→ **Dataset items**

# # #

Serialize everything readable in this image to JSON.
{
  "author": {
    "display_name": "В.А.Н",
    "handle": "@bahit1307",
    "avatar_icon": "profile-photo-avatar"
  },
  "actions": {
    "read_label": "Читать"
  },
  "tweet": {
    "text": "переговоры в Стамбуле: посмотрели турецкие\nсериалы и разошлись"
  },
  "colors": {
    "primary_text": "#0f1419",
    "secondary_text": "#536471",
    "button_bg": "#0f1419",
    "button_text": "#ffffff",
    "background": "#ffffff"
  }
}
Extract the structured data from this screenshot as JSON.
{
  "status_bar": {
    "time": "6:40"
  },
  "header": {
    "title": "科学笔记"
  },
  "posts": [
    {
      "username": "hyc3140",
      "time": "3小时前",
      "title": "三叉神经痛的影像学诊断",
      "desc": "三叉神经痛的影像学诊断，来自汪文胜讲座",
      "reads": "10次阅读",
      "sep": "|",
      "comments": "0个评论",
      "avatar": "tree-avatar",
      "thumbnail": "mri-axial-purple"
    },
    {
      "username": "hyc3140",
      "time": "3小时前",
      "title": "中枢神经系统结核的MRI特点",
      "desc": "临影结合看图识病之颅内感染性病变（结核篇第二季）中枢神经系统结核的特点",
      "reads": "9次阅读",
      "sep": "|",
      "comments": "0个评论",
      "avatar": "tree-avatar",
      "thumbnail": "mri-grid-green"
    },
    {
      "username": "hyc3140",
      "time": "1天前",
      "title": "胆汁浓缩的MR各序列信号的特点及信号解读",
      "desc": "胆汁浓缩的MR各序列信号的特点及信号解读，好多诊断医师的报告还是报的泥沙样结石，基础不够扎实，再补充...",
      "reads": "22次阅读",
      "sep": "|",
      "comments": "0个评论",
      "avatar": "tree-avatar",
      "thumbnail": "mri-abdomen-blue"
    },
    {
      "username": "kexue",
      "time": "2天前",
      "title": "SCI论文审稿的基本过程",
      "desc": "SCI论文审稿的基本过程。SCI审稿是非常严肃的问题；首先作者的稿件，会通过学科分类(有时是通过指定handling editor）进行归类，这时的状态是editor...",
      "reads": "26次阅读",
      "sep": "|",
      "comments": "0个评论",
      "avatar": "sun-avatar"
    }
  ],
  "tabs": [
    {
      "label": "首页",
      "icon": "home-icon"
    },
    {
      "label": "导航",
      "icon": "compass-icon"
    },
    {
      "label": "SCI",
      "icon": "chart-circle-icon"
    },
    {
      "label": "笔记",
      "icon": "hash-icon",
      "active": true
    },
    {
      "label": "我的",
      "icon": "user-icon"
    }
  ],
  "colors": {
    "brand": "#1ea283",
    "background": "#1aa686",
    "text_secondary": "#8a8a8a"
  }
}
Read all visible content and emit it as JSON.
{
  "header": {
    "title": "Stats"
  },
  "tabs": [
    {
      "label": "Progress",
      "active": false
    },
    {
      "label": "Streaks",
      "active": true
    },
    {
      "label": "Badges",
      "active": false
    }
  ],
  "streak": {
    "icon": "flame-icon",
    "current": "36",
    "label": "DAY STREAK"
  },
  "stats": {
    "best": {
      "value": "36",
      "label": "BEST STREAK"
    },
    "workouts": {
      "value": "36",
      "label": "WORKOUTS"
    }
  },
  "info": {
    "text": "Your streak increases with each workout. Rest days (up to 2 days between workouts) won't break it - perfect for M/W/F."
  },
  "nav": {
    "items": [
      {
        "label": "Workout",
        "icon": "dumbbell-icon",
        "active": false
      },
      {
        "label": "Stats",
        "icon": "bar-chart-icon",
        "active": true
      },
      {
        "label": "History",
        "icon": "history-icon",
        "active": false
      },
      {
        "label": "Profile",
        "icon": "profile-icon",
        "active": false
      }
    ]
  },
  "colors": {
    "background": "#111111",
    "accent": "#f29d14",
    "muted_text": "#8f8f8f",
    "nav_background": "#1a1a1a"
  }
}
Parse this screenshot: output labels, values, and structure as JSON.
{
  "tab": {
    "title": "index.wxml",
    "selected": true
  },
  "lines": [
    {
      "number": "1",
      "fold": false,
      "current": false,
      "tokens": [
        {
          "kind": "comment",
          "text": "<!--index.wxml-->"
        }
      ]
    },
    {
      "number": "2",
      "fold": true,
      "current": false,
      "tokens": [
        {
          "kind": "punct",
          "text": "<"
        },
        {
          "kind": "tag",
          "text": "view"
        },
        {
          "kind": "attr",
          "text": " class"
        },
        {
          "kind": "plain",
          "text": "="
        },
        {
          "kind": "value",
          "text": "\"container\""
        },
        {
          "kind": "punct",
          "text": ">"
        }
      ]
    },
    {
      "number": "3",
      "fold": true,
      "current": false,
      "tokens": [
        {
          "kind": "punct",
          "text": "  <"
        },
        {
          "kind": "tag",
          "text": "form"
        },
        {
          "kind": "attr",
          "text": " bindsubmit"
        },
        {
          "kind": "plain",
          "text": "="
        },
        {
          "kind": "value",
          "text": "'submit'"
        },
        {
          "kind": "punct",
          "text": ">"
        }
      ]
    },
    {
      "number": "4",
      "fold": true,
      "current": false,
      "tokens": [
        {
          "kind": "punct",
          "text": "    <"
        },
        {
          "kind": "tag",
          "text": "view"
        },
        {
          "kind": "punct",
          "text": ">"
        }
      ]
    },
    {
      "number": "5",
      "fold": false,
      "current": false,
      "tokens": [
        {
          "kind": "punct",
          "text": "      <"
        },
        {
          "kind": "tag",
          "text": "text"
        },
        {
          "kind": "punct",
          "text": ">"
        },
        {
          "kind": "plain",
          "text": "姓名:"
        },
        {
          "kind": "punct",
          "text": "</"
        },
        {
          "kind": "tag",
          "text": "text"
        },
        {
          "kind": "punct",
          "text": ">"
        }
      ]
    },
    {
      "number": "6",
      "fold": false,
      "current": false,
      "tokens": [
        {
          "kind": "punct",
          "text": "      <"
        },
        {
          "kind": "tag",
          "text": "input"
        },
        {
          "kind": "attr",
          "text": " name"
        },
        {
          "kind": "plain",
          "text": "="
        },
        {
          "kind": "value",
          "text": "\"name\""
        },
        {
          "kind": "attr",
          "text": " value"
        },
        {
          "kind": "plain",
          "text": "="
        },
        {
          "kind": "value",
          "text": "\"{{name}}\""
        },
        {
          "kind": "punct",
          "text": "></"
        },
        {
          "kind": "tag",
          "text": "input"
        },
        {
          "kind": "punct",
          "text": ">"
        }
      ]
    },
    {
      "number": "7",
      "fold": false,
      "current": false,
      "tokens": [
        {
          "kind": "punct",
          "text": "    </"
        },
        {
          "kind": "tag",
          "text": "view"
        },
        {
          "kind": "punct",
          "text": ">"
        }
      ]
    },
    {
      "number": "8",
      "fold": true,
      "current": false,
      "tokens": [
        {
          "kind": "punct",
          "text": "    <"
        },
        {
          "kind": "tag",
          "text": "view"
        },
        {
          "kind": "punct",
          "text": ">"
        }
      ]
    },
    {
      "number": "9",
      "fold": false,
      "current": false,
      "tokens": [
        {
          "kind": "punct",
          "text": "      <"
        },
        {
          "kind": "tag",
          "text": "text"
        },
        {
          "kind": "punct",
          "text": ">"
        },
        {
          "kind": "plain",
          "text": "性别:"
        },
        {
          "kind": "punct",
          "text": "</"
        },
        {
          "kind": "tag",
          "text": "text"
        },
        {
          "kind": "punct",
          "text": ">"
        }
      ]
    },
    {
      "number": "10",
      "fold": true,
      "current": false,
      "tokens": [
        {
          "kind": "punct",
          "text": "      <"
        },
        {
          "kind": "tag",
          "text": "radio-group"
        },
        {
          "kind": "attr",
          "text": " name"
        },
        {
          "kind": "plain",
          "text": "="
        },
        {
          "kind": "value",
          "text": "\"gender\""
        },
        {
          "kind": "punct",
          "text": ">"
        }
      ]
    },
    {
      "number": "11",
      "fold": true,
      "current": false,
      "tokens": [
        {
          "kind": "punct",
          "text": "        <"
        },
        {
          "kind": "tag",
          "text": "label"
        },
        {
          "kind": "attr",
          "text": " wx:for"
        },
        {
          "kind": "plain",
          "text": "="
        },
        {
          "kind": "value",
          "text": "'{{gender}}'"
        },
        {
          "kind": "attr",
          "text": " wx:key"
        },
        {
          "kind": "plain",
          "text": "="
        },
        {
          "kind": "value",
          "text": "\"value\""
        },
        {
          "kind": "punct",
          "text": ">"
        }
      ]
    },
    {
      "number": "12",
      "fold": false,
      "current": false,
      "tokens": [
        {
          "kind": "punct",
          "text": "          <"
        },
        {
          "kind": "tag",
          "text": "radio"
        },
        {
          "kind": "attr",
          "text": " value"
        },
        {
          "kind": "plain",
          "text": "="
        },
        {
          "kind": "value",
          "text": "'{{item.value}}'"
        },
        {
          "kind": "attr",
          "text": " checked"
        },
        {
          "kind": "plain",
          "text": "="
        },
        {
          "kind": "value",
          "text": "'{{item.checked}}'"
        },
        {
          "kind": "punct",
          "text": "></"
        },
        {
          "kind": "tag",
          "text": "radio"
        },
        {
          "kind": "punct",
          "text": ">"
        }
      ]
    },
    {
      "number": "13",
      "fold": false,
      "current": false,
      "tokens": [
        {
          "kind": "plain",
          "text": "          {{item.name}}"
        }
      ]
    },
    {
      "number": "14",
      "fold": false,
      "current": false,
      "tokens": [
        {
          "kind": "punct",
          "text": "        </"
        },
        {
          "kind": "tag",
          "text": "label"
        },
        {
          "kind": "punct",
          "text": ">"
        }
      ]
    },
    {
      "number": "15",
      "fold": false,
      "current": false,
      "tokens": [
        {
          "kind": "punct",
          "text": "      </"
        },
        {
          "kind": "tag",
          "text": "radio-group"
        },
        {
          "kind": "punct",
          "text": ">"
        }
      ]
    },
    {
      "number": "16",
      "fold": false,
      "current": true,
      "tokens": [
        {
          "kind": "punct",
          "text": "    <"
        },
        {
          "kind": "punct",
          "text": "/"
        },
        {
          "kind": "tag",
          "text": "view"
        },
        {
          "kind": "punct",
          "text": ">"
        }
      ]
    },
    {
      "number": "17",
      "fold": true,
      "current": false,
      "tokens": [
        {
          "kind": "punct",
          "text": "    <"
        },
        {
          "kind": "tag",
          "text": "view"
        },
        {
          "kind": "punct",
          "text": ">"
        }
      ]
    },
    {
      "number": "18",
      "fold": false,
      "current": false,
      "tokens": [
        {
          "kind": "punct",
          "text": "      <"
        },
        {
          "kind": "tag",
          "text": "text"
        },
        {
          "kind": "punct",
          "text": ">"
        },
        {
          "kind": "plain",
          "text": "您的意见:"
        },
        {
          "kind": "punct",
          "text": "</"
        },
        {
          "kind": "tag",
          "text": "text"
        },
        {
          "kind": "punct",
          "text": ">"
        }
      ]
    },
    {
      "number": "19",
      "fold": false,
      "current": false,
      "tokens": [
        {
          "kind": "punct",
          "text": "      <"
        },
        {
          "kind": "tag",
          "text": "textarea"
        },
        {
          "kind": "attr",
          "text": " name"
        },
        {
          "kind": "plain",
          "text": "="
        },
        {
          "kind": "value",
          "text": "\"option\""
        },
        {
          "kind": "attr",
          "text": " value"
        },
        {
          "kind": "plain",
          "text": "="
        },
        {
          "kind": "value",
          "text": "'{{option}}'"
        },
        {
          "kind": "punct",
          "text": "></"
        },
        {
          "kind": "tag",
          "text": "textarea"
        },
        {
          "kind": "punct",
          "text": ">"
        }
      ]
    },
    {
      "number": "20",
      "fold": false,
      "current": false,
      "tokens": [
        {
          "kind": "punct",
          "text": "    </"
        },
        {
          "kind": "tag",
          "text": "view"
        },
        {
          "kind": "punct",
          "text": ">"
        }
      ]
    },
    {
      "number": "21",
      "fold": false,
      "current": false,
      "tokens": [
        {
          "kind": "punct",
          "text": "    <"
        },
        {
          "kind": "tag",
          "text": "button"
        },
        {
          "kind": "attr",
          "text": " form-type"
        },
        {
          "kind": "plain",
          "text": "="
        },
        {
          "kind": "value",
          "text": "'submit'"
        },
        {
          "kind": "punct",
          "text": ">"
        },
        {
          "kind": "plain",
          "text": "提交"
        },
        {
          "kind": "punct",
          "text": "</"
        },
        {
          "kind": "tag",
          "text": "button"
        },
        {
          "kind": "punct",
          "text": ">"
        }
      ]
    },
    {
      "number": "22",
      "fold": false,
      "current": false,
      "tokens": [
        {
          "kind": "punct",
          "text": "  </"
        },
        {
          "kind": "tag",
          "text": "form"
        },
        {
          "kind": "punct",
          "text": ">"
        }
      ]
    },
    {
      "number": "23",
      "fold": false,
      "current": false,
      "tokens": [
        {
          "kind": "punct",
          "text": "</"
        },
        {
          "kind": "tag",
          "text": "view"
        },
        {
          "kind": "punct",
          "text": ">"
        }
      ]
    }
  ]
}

# # #

Using the data above, copy each line that contains "三叉神经痛的影像学诊断".

      "title": "三叉神经痛的影像学诊断",
      "desc": "三叉神经痛的影像学诊断，来自汪文胜讲座",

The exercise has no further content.